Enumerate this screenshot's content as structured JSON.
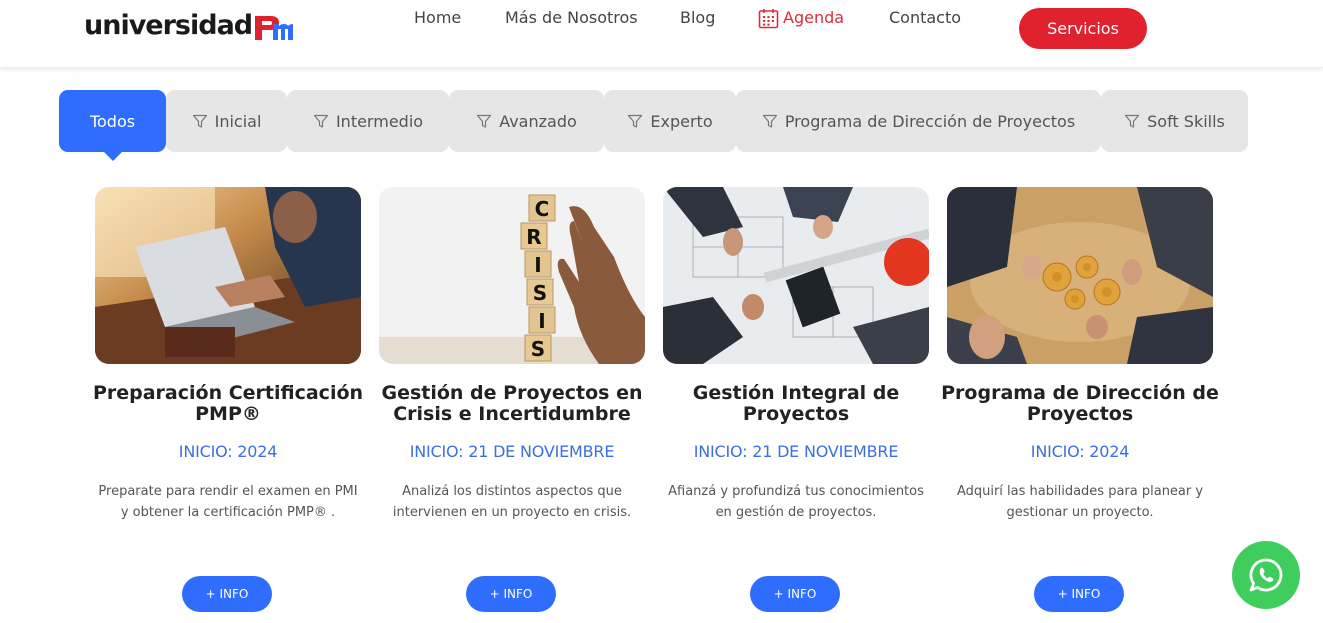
{
  "header": {
    "logo_text": "universidad",
    "logo_mark": "Pm",
    "nav": {
      "home": "Home",
      "mas": "Más de Nosotros",
      "blog": "Blog",
      "agenda": "Agenda",
      "contacto": "Contacto"
    },
    "servicios_label": "Servicios"
  },
  "tabs": [
    {
      "label": "Todos",
      "active": true
    },
    {
      "label": "Inicial",
      "active": false
    },
    {
      "label": "Intermedio",
      "active": false
    },
    {
      "label": "Avanzado",
      "active": false
    },
    {
      "label": "Experto",
      "active": false
    },
    {
      "label": "Programa de Dirección de Proyectos",
      "active": false
    },
    {
      "label": "Soft Skills",
      "active": false
    }
  ],
  "cards": [
    {
      "title": "Preparación Certificación PMP®",
      "inicio": "INICIO: 2024",
      "desc": "Preparate para rendir el examen en PMI y obtener la certificación PMP® .",
      "button": "+ INFO",
      "image": "laptop-work-photo"
    },
    {
      "title": "Gestión de Proyectos en Crisis e Incertidumbre",
      "inicio": "INICIO: 21 DE NOVIEMBRE",
      "desc": "Analizá los distintos aspectos que intervienen en un proyecto en crisis.",
      "button": "+ INFO",
      "image": "crisis-blocks-photo"
    },
    {
      "title": "Gestión Integral de Proyectos",
      "inicio": "INICIO: 21 DE NOVIEMBRE",
      "desc": "Afianzá y profundizá tus conocimientos en gestión de proyectos.",
      "button": "+ INFO",
      "image": "blueprint-team-photo"
    },
    {
      "title": "Programa de Dirección de Proyectos",
      "inicio": "INICIO: 2024",
      "desc": "Adquirí las habilidades para planear y gestionar un proyecto.",
      "button": "+ INFO",
      "image": "gears-team-photo"
    }
  ],
  "colors": {
    "accent_blue": "#2f6dff",
    "accent_red": "#e0222e",
    "whatsapp_green": "#3fce5d"
  }
}
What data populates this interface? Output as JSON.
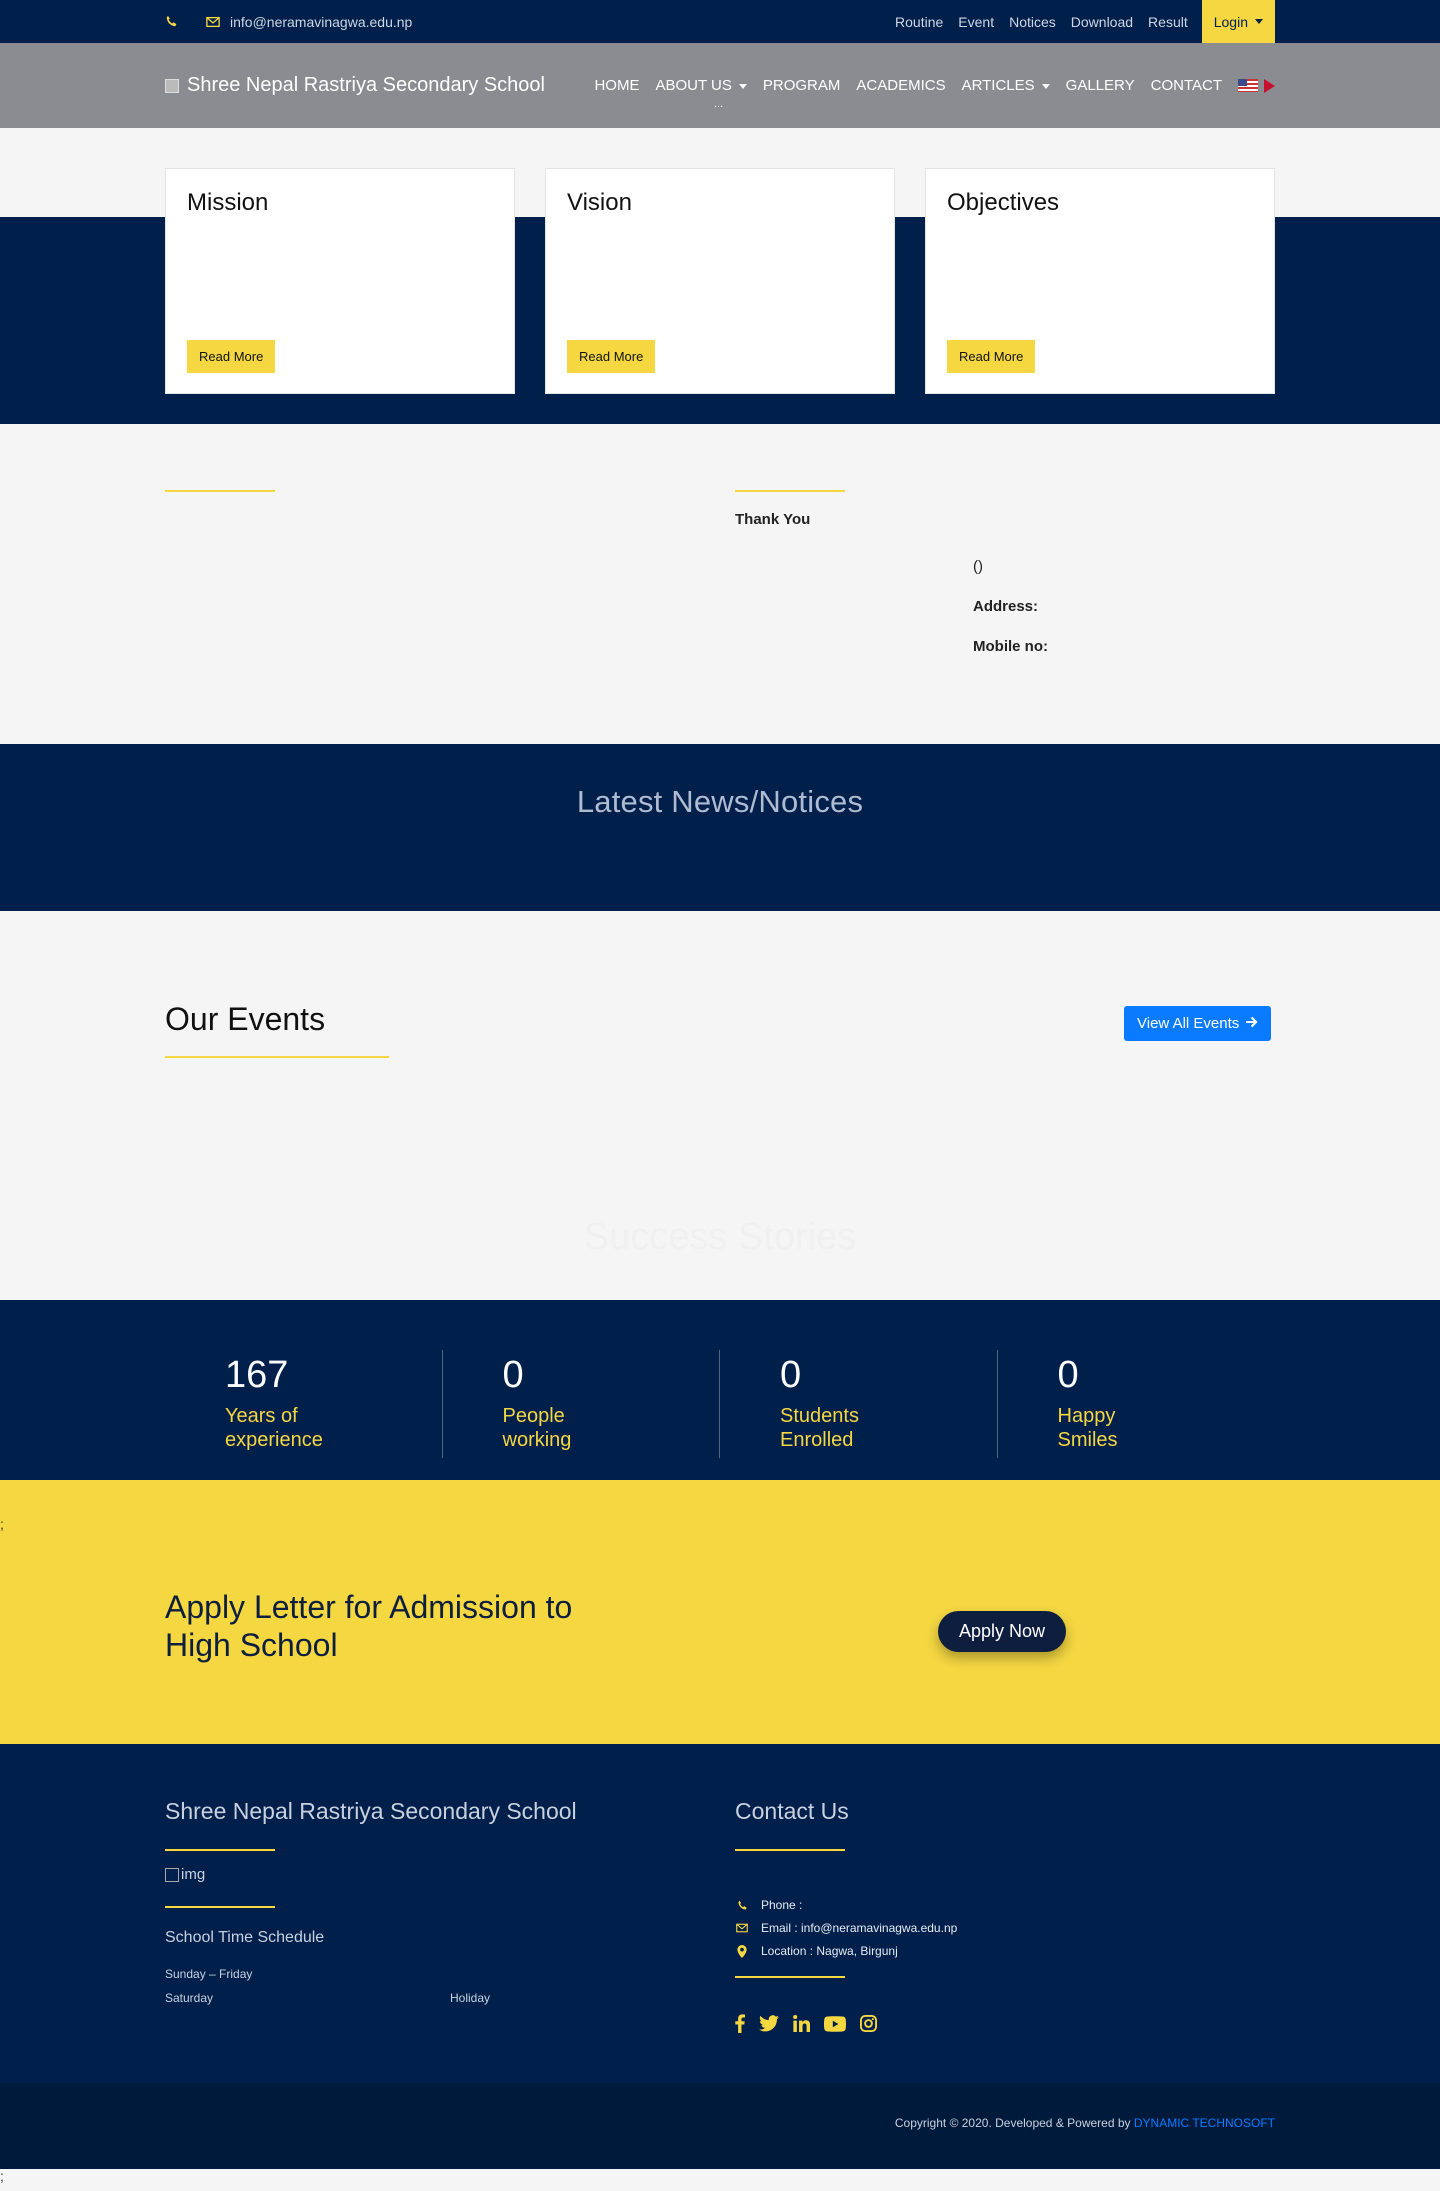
{
  "topbar": {
    "email": "info@neramavinagwa.edu.np",
    "links": [
      "Routine",
      "Event",
      "Notices",
      "Download",
      "Result"
    ],
    "login": "Login"
  },
  "nav": {
    "brand": "Shree Nepal Rastriya Secondary School",
    "items": [
      "HOME",
      "ABOUT US",
      "PROGRAM",
      "ACADEMICS",
      "ARTICLES",
      "GALLERY",
      "CONTACT"
    ],
    "dots": "..."
  },
  "cards": [
    {
      "title": "Mission",
      "button": "Read More"
    },
    {
      "title": "Vision",
      "button": "Read More"
    },
    {
      "title": "Objectives",
      "button": "Read More"
    }
  ],
  "message": {
    "thank_you": "Thank You",
    "paren": "()",
    "address": "Address:",
    "mobile": "Mobile no:"
  },
  "news": {
    "title": "Latest News/Notices"
  },
  "events": {
    "title": "Our Events",
    "view_all": "View All Events",
    "success": "Success Stories"
  },
  "stats": [
    {
      "value": "167",
      "label1": "Years of",
      "label2": "experience"
    },
    {
      "value": "0",
      "label1": "People",
      "label2": "working"
    },
    {
      "value": "0",
      "label1": "Students",
      "label2": "Enrolled"
    },
    {
      "value": "0",
      "label1": "Happy",
      "label2": "Smiles"
    }
  ],
  "apply": {
    "semicolon": ";",
    "title": "Apply Letter for Admission to High School",
    "button": "Apply Now"
  },
  "footer": {
    "school_name": "Shree Nepal Rastriya Secondary School",
    "img_alt": "img",
    "schedule_title": "School Time Schedule",
    "days1": "Sunday – Friday",
    "days2": "Saturday",
    "holiday": "Holiday",
    "contact_title": "Contact Us",
    "phone": "Phone :",
    "email": "Email : info@neramavinagwa.edu.np",
    "location": "Location : Nagwa, Birgunj"
  },
  "copyright": {
    "text": "Copyright © 2020. Developed & Powered by",
    "company": "DYNAMIC TECHNOSOFT"
  },
  "bottom_semicolon": ";",
  "colors": {
    "navy": "#001f4b",
    "yellow": "#f5d742",
    "blue": "#0a7bff",
    "gray_nav": "#8a8c91"
  }
}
****
What this task involves:
Retype the data above exactly; pictures are not part of the copy.

Task result:
Enumerate this screenshot's content as structured JSON.
{
  "header": {
    "logo_text": "universidad",
    "logo_mark": "Pm",
    "nav": {
      "home": "Home",
      "mas": "Más de Nosotros",
      "blog": "Blog",
      "agenda": "Agenda",
      "contacto": "Contacto"
    },
    "servicios_label": "Servicios"
  },
  "tabs": [
    {
      "label": "Todos",
      "active": true
    },
    {
      "label": "Inicial",
      "active": false
    },
    {
      "label": "Intermedio",
      "active": false
    },
    {
      "label": "Avanzado",
      "active": false
    },
    {
      "label": "Experto",
      "active": false
    },
    {
      "label": "Programa de Dirección de Proyectos",
      "active": false
    },
    {
      "label": "Soft Skills",
      "active": false
    }
  ],
  "cards": [
    {
      "title": "Preparación Certificación PMP®",
      "inicio": "INICIO: 2024",
      "desc": "Preparate para rendir el examen en PMI y obtener la certificación PMP® .",
      "button": "+ INFO",
      "image": "laptop-work-photo"
    },
    {
      "title": "Gestión de Proyectos en Crisis e Incertidumbre",
      "inicio": "INICIO: 21 DE NOVIEMBRE",
      "desc": "Analizá los distintos aspectos que intervienen en un proyecto en crisis.",
      "button": "+ INFO",
      "image": "crisis-blocks-photo"
    },
    {
      "title": "Gestión Integral de Proyectos",
      "inicio": "INICIO: 21 DE NOVIEMBRE",
      "desc": "Afianzá y profundizá tus conocimientos en gestión de proyectos.",
      "button": "+ INFO",
      "image": "blueprint-team-photo"
    },
    {
      "title": "Programa de Dirección de Proyectos",
      "inicio": "INICIO: 2024",
      "desc": "Adquirí las habilidades para planear y gestionar un proyecto.",
      "button": "+ INFO",
      "image": "gears-team-photo"
    }
  ],
  "colors": {
    "accent_blue": "#2f6dff",
    "accent_red": "#e0222e",
    "whatsapp_green": "#3fce5d"
  }
}
What data populates this interface? Output as JSON.
{
  "topbar": {
    "email": "info@neramavinagwa.edu.np",
    "links": [
      "Routine",
      "Event",
      "Notices",
      "Download",
      "Result"
    ],
    "login": "Login"
  },
  "nav": {
    "brand": "Shree Nepal Rastriya Secondary School",
    "items": [
      "HOME",
      "ABOUT US",
      "PROGRAM",
      "ACADEMICS",
      "ARTICLES",
      "GALLERY",
      "CONTACT"
    ],
    "dots": "..."
  },
  "cards": [
    {
      "title": "Mission",
      "button": "Read More"
    },
    {
      "title": "Vision",
      "button": "Read More"
    },
    {
      "title": "Objectives",
      "button": "Read More"
    }
  ],
  "message": {
    "thank_you": "Thank You",
    "paren": "()",
    "address": "Address:",
    "mobile": "Mobile no:"
  },
  "news": {
    "title": "Latest News/Notices"
  },
  "events": {
    "title": "Our Events",
    "view_all": "View All Events",
    "success": "Success Stories"
  },
  "stats": [
    {
      "value": "167",
      "label1": "Years of",
      "label2": "experience"
    },
    {
      "value": "0",
      "label1": "People",
      "label2": "working"
    },
    {
      "value": "0",
      "label1": "Students",
      "label2": "Enrolled"
    },
    {
      "value": "0",
      "label1": "Happy",
      "label2": "Smiles"
    }
  ],
  "apply": {
    "semicolon": ";",
    "title": "Apply Letter for Admission to High School",
    "button": "Apply Now"
  },
  "footer": {
    "school_name": "Shree Nepal Rastriya Secondary School",
    "img_alt": "img",
    "schedule_title": "School Time Schedule",
    "days1": "Sunday – Friday",
    "days2": "Saturday",
    "holiday": "Holiday",
    "contact_title": "Contact Us",
    "phone": "Phone :",
    "email": "Email : info@neramavinagwa.edu.np",
    "location": "Location : Nagwa, Birgunj"
  },
  "copyright": {
    "text": "Copyright © 2020. Developed & Powered by",
    "company": "DYNAMIC TECHNOSOFT"
  },
  "bottom_semicolon": ";",
  "colors": {
    "navy": "#001f4b",
    "yellow": "#f5d742",
    "blue": "#0a7bff",
    "gray_nav": "#8a8c91"
  }
}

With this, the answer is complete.